**STATED PROBLEM:**
The exercise asks you to copy every line below in which "SEPTEMBER" appears.

>> begin RECORDS FOR THIS TASK

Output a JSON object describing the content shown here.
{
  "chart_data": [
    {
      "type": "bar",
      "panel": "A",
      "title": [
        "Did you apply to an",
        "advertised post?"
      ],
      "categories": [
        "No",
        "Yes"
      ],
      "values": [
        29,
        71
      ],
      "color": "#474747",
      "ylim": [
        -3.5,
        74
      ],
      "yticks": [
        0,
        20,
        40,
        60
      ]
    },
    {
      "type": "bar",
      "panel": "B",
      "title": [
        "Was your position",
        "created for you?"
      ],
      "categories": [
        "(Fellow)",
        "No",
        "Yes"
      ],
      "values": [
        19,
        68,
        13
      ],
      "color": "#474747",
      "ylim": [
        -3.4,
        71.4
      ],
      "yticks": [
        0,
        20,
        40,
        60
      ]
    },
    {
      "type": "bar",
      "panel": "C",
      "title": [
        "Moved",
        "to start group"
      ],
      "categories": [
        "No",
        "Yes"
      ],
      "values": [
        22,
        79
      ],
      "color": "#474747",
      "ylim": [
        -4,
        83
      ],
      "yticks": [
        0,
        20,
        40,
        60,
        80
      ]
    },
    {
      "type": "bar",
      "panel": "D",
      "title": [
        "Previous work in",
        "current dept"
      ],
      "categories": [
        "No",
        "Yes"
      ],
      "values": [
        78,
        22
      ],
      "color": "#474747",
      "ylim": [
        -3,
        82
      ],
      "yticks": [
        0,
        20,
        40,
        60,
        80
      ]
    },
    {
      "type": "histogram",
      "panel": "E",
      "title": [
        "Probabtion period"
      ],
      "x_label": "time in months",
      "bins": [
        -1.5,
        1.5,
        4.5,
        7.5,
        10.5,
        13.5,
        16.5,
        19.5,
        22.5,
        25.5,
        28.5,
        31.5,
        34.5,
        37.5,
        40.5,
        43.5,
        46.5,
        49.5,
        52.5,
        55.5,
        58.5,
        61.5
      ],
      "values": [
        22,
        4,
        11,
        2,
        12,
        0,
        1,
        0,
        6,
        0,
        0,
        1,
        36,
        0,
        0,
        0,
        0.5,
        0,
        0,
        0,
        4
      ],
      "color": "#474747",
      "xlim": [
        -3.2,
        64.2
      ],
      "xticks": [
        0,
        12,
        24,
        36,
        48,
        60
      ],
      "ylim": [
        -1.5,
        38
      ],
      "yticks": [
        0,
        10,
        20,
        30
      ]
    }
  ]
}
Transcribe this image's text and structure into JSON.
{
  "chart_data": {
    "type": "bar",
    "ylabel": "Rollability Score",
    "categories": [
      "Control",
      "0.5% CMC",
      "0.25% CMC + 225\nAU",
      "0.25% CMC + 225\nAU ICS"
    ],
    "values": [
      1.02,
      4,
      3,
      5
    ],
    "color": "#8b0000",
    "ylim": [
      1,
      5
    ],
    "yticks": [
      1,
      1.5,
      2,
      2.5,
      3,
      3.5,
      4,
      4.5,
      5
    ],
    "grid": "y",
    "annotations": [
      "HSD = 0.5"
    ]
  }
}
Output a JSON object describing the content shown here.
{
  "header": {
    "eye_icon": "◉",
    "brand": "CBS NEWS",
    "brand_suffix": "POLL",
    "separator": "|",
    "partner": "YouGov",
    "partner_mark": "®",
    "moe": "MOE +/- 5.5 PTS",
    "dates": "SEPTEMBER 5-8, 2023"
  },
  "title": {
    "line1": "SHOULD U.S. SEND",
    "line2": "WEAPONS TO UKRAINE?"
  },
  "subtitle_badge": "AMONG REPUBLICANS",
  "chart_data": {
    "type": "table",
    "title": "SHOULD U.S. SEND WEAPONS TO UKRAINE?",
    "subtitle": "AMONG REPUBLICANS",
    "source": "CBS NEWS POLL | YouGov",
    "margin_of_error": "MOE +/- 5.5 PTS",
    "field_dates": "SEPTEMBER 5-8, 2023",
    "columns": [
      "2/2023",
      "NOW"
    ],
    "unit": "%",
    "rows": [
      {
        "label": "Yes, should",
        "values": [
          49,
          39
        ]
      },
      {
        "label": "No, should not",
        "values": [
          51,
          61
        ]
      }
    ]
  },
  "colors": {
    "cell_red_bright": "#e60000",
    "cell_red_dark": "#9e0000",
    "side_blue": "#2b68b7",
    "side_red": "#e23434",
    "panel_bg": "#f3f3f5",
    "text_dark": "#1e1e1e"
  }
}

>> end RECORDS FOR THIS TASK

**COMPLETE RESPONSE:**
    "dates": "SEPTEMBER 5-8, 2023"
    "field_dates": "SEPTEMBER 5-8, 2023",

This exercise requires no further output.